[Excerpt from a dataset]
-- -- --

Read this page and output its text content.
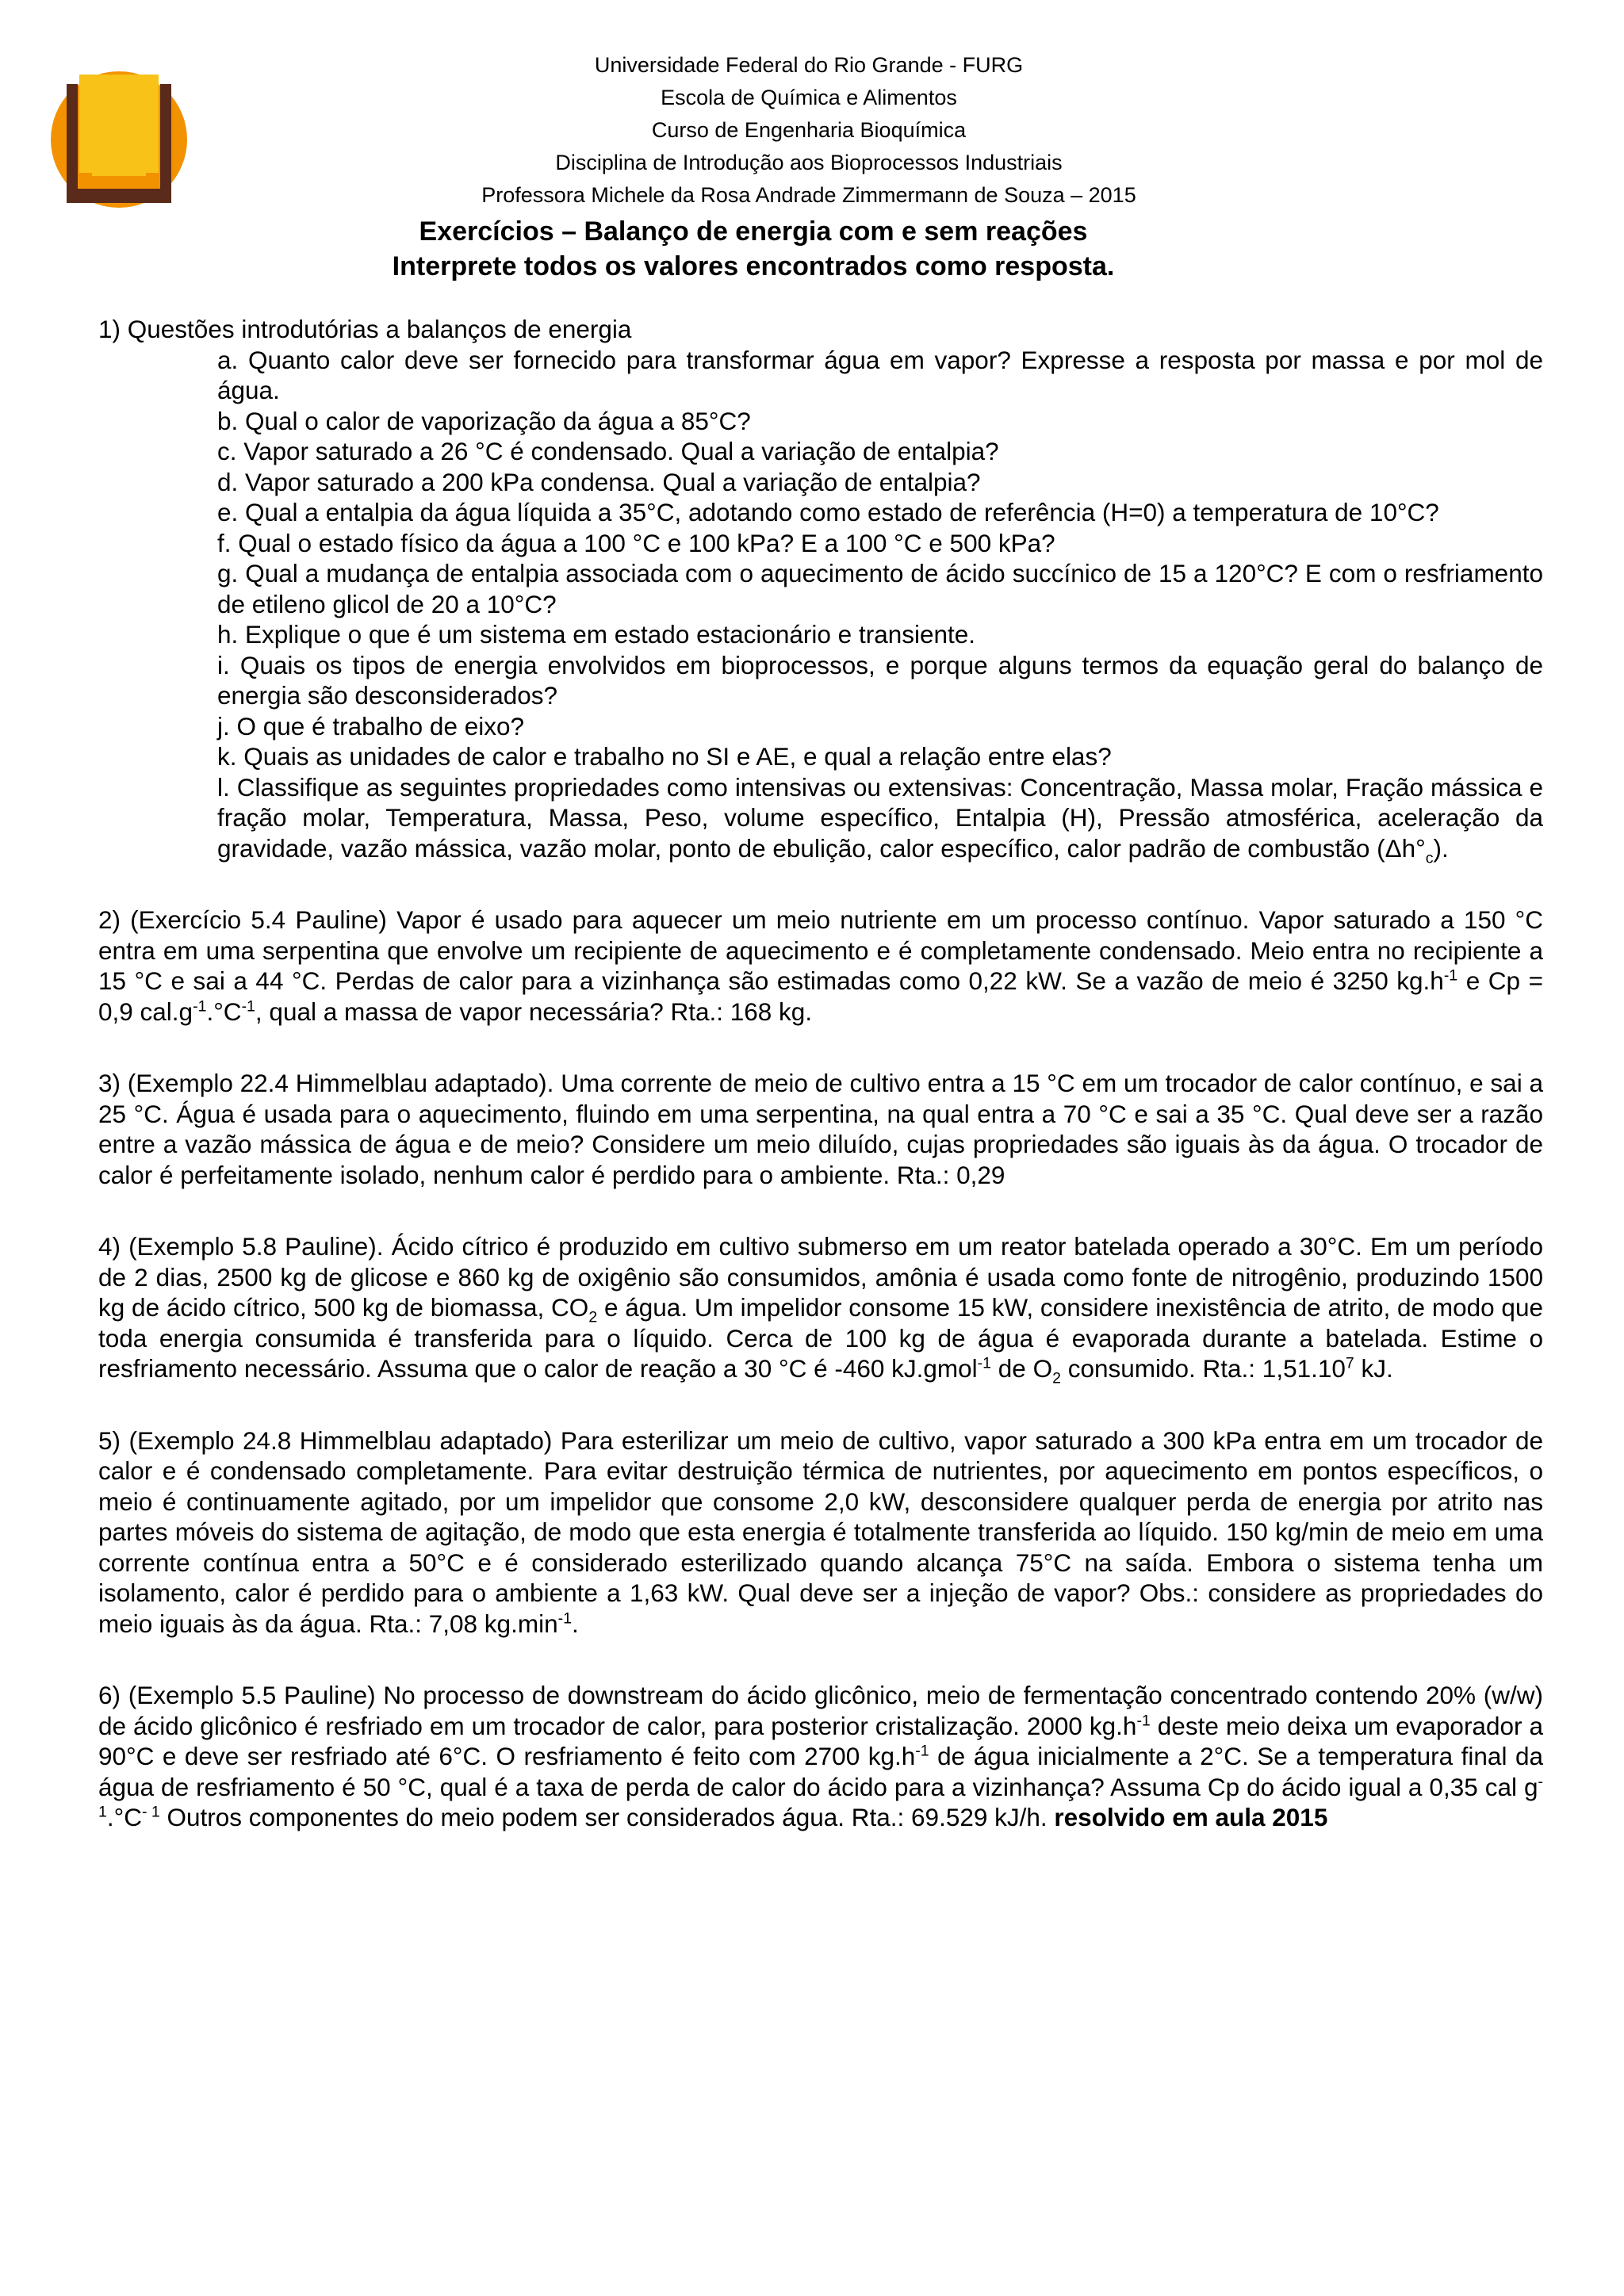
Universidade Federal do Rio Grande - FURG
Escola de Química e Alimentos
Curso de Engenharia Bioquímica
Disciplina de Introdução aos Bioprocessos Industriais
Professora Michele da Rosa Andrade Zimmermann de Souza – 2015
Exercícios – Balanço de energia com e sem reações
Interprete todos os valores encontrados como resposta.

1) Questões introdutórias a balanços de energia

a. Quanto calor deve ser fornecido para transformar água em vapor? Expresse a resposta por massa e por mol de água.

b. Qual o calor de vaporização da água a 85°C?

c. Vapor saturado a 26 °C é condensado. Qual a variação de entalpia?

d. Vapor saturado a 200 kPa condensa. Qual a variação de entalpia?

e. Qual a entalpia da água líquida a 35°C, adotando como estado de referência (H=0) a temperatura de 10°C?

f. Qual o estado físico da água a 100 °C e 100 kPa? E a 100 °C e 500 kPa?

g. Qual a mudança de entalpia associada com o aquecimento de ácido succínico de 15 a 120°C? E com o resfriamento de etileno glicol de 20 a 10°C?

h. Explique o que é um sistema em estado estacionário e transiente.

i. Quais os tipos de energia envolvidos em bioprocessos, e porque alguns termos da equação geral do balanço de energia são desconsiderados?

j. O que é trabalho de eixo?

k. Quais as unidades de calor e trabalho no SI e AE, e qual a relação entre elas?

l. Classifique as seguintes propriedades como intensivas ou extensivas: Concentração, Massa molar, Fração mássica e fração molar, Temperatura, Massa, Peso, volume específico, Entalpia (H), Pressão atmosférica, aceleração da gravidade, vazão mássica, vazão molar, ponto de ebulição, calor específico, calor padrão de combustão $(\Delta h^\circ_c)$.

2) (Exercício 5.4 Pauline) Vapor é usado para aquecer um meio nutriente em um processo contínuo. Vapor saturado a 150 °C entra em uma serpentina que envolve um recipiente de aquecimento e é completamente condensado. Meio entra no recipiente a 15 °C e sai a 44 °C. Perdas de calor para a vizinhança são estimadas como 0,22 kW. Se a vazão de meio é 3250 $kg.h^{-1}$ e Cp = 0,9 $cal.g^{-1}.^\circ C^{-1}$, qual a massa de vapor necessária? Rta.: 168 kg.

3) (Exemplo 22.4 Himmelblau adaptado). Uma corrente de meio de cultivo entra a 15 °C em um trocador de calor contínuo, e sai a 25 °C. Água é usada para o aquecimento, fluindo em uma serpentina, na qual entra a 70 °C e sai a 35 °C. Qual deve ser a razão entre a vazão mássica de água e de meio? Considere um meio diluído, cujas propriedades são iguais às da água. O trocador de calor é perfeitamente isolado, nenhum calor é perdido para o ambiente. Rta.: 0,29

4) (Exemplo 5.8 Pauline). Ácido cítrico é produzido em cultivo submerso em um reator batelada operado a 30°C. Em um período de 2 dias, 2500 kg de glicose e 860 kg de oxigênio são consumidos, amônia é usada como fonte de nitrogênio, produzindo 1500 kg de ácido cítrico, 500 kg de biomassa, $CO_2$ e água. Um impelidor consome 15 kW, considere inexistência de atrito, de modo que toda energia consumida é transferida para o líquido. Cerca de 100 kg de água é evaporada durante a batelada. Estime o resfriamento necessário. Assuma que o calor de reação a 30 °C é -460 kJ.gmol$^{-1}$ de $O_2$ consumido. Rta.: 1,51.10$^7$ kJ.

5) (Exemplo 24.8 Himmelblau adaptado) Para esterilizar um meio de cultivo, vapor saturado a 300 kPa entra em um trocador de calor e é condensado completamente. Para evitar destruição térmica de nutrientes, por aquecimento em pontos específicos, o meio é continuamente agitado, por um impelidor que consome 2,0 kW, desconsidere qualquer perda de energia por atrito nas partes móveis do sistema de agitação, de modo que esta energia é totalmente transferida ao líquido. 150 kg/min de meio em uma corrente contínua entra a 50°C e é considerado esterilizado quando alcança 75°C na saída. Embora o sistema tenha um isolamento, calor é perdido para o ambiente a 1,63 kW. Qual deve ser a injeção de vapor? Obs.: considere as propriedades do meio iguais às da água. Rta.: 7,08 $kg.\min^{-1}$.

6) (Exemplo 5.5 Pauline) No processo de downstream do ácido glicônico, meio de fermentação concentrado contendo 20% (w/w) de ácido glicônico é resfriado em um trocador de calor, para posterior cristalização. 2000 $kg.h^{-1}$ deste meio deixa um evaporador a 90°C e deve ser resfriado até 6°C. O resfriamento é feito com 2700 $kg.h^{-1}$ de água inicialmente a 2°C. Se a temperatura final da água de resfriamento é 50 °C, qual é a taxa de perda de calor do ácido para a vizinhança? Assuma Cp do ácido igual a 0,35 cal $g^{-1}.^\circ C^{- 1}$ Outros componentes do meio podem ser considerados água. Rta.: 69.529 kJ/h. resolvido em aula 2015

-- -- --

_SHORT TASK_
Repeat each entry above word for word, leaving every picture out.

_EXERCISE RESPONSE_
Read this page and output its text content.
Universidade Federal do Rio Grande - FURG
Escola de Química e Alimentos
Curso de Engenharia Bioquímica
Disciplina de Introdução aos Bioprocessos Industriais
Professora Michele da Rosa Andrade Zimmermann de Souza – 2015
Exercícios – Balanço de energia com e sem reações
Interprete todos os valores encontrados como resposta.

1) Questões introdutórias a balanços de energia

a. Quanto calor deve ser fornecido para transformar água em vapor? Expresse a resposta por massa e por mol de água.

b. Qual o calor de vaporização da água a 85°C?

c. Vapor saturado a 26 °C é condensado. Qual a variação de entalpia?

d. Vapor saturado a 200 kPa condensa. Qual a variação de entalpia?

e. Qual a entalpia da água líquida a 35°C, adotando como estado de referência (H=0) a temperatura de 10°C?

f. Qual o estado físico da água a 100 °C e 100 kPa? E a 100 °C e 500 kPa?

g. Qual a mudança de entalpia associada com o aquecimento de ácido succínico de 15 a 120°C? E com o resfriamento de etileno glicol de 20 a 10°C?

h. Explique o que é um sistema em estado estacionário e transiente.

i. Quais os tipos de energia envolvidos em bioprocessos, e porque alguns termos da equação geral do balanço de energia são desconsiderados?

j. O que é trabalho de eixo?

k. Quais as unidades de calor e trabalho no SI e AE, e qual a relação entre elas?

l. Classifique as seguintes propriedades como intensivas ou extensivas: Concentração, Massa molar, Fração mássica e fração molar, Temperatura, Massa, Peso, volume específico, Entalpia (H), Pressão atmosférica, aceleração da gravidade, vazão mássica, vazão molar, ponto de ebulição, calor específico, calor padrão de combustão $(\Delta h^\circ_c)$.

2) (Exercício 5.4 Pauline) Vapor é usado para aquecer um meio nutriente em um processo contínuo. Vapor saturado a 150 °C entra em uma serpentina que envolve um recipiente de aquecimento e é completamente condensado. Meio entra no recipiente a 15 °C e sai a 44 °C. Perdas de calor para a vizinhança são estimadas como 0,22 kW. Se a vazão de meio é 3250 $kg.h^{-1}$ e Cp = 0,9 $cal.g^{-1}.^\circ C^{-1}$, qual a massa de vapor necessária? Rta.: 168 kg.

3) (Exemplo 22.4 Himmelblau adaptado). Uma corrente de meio de cultivo entra a 15 °C em um trocador de calor contínuo, e sai a 25 °C. Água é usada para o aquecimento, fluindo em uma serpentina, na qual entra a 70 °C e sai a 35 °C. Qual deve ser a razão entre a vazão mássica de água e de meio? Considere um meio diluído, cujas propriedades são iguais às da água. O trocador de calor é perfeitamente isolado, nenhum calor é perdido para o ambiente. Rta.: 0,29

4) (Exemplo 5.8 Pauline). Ácido cítrico é produzido em cultivo submerso em um reator batelada operado a 30°C. Em um período de 2 dias, 2500 kg de glicose e 860 kg de oxigênio são consumidos, amônia é usada como fonte de nitrogênio, produzindo 1500 kg de ácido cítrico, 500 kg de biomassa, $CO_2$ e água. Um impelidor consome 15 kW, considere inexistência de atrito, de modo que toda energia consumida é transferida para o líquido. Cerca de 100 kg de água é evaporada durante a batelada. Estime o resfriamento necessário. Assuma que o calor de reação a 30 °C é -460 kJ.gmol$^{-1}$ de $O_2$ consumido. Rta.: 1,51.10$^7$ kJ.

5) (Exemplo 24.8 Himmelblau adaptado) Para esterilizar um meio de cultivo, vapor saturado a 300 kPa entra em um trocador de calor e é condensado completamente. Para evitar destruição térmica de nutrientes, por aquecimento em pontos específicos, o meio é continuamente agitado, por um impelidor que consome 2,0 kW, desconsidere qualquer perda de energia por atrito nas partes móveis do sistema de agitação, de modo que esta energia é totalmente transferida ao líquido. 150 kg/min de meio em uma corrente contínua entra a 50°C e é considerado esterilizado quando alcança 75°C na saída. Embora o sistema tenha um isolamento, calor é perdido para o ambiente a 1,63 kW. Qual deve ser a injeção de vapor? Obs.: considere as propriedades do meio iguais às da água. Rta.: 7,08 $kg.\min^{-1}$.

6) (Exemplo 5.5 Pauline) No processo de downstream do ácido glicônico, meio de fermentação concentrado contendo 20% (w/w) de ácido glicônico é resfriado em um trocador de calor, para posterior cristalização. 2000 $kg.h^{-1}$ deste meio deixa um evaporador a 90°C e deve ser resfriado até 6°C. O resfriamento é feito com 2700 $kg.h^{-1}$ de água inicialmente a 2°C. Se a temperatura final da água de resfriamento é 50 °C, qual é a taxa de perda de calor do ácido para a vizinhança? Assuma Cp do ácido igual a 0,35 cal $g^{-1}.^\circ C^{- 1}$ Outros componentes do meio podem ser considerados água. Rta.: 69.529 kJ/h. resolvido em aula 2015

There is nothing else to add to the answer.